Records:
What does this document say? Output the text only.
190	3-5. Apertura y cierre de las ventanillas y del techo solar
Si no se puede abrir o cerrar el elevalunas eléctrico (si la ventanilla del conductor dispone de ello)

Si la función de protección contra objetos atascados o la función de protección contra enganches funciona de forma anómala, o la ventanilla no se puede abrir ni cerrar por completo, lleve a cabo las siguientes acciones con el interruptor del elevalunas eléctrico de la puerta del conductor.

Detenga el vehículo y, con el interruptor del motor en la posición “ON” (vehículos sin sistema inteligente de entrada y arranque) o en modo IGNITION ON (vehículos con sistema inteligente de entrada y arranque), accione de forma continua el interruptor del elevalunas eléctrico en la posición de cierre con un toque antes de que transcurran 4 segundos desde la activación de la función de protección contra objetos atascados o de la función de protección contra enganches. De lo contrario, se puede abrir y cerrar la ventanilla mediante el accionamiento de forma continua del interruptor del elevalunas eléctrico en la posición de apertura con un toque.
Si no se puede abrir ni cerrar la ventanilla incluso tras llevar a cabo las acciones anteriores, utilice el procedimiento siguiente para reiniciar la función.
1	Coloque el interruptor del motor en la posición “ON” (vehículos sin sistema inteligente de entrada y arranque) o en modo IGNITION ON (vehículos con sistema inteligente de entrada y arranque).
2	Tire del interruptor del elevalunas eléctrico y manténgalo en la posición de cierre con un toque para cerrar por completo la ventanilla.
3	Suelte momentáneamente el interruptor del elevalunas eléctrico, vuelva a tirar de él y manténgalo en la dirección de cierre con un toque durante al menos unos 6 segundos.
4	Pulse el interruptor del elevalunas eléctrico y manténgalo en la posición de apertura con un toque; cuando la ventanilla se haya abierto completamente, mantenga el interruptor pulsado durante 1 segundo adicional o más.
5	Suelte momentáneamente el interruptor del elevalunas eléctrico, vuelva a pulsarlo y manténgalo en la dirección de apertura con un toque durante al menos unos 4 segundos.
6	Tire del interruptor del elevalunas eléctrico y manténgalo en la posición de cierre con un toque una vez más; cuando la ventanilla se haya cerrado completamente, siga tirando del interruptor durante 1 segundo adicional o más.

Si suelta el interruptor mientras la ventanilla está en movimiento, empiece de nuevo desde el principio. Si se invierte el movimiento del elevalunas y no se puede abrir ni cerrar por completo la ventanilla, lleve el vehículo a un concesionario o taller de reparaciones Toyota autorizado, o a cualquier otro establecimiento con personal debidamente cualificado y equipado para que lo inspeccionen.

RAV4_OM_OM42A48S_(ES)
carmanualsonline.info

Written exercise =
Your task is to print the whole listing again exactly.

Response below =
What does this document say? Output the text only.
190	3-5. Apertura y cierre de las ventanillas y del techo solar
Si no se puede abrir o cerrar el elevalunas eléctrico (si la ventanilla del conductor dispone de ello)

Si la función de protección contra objetos atascados o la función de protección contra enganches funciona de forma anómala, o la ventanilla no se puede abrir ni cerrar por completo, lleve a cabo las siguientes acciones con el interruptor del elevalunas eléctrico de la puerta del conductor.

Detenga el vehículo y, con el interruptor del motor en la posición “ON” (vehículos sin sistema inteligente de entrada y arranque) o en modo IGNITION ON (vehículos con sistema inteligente de entrada y arranque), accione de forma continua el interruptor del elevalunas eléctrico en la posición de cierre con un toque antes de que transcurran 4 segundos desde la activación de la función de protección contra objetos atascados o de la función de protección contra enganches. De lo contrario, se puede abrir y cerrar la ventanilla mediante el accionamiento de forma continua del interruptor del elevalunas eléctrico en la posición de apertura con un toque.
Si no se puede abrir ni cerrar la ventanilla incluso tras llevar a cabo las acciones anteriores, utilice el procedimiento siguiente para reiniciar la función.
1	Coloque el interruptor del motor en la posición “ON” (vehículos sin sistema inteligente de entrada y arranque) o en modo IGNITION ON (vehículos con sistema inteligente de entrada y arranque).
2	Tire del interruptor del elevalunas eléctrico y manténgalo en la posición de cierre con un toque para cerrar por completo la ventanilla.
3	Suelte momentáneamente el interruptor del elevalunas eléctrico, vuelva a tirar de él y manténgalo en la dirección de cierre con un toque durante al menos unos 6 segundos.
4	Pulse el interruptor del elevalunas eléctrico y manténgalo en la posición de apertura con un toque; cuando la ventanilla se haya abierto completamente, mantenga el interruptor pulsado durante 1 segundo adicional o más.
5	Suelte momentáneamente el interruptor del elevalunas eléctrico, vuelva a pulsarlo y manténgalo en la dirección de apertura con un toque durante al menos unos 4 segundos.
6	Tire del interruptor del elevalunas eléctrico y manténgalo en la posición de cierre con un toque una vez más; cuando la ventanilla se haya cerrado completamente, siga tirando del interruptor durante 1 segundo adicional o más.

Si suelta el interruptor mientras la ventanilla está en movimiento, empiece de nuevo desde el principio. Si se invierte el movimiento del elevalunas y no se puede abrir ni cerrar por completo la ventanilla, lleve el vehículo a un concesionario o taller de reparaciones Toyota autorizado, o a cualquier otro establecimiento con personal debidamente cualificado y equipado para que lo inspeccionen.

RAV4_OM_OM42A48S_(ES)
carmanualsonline.info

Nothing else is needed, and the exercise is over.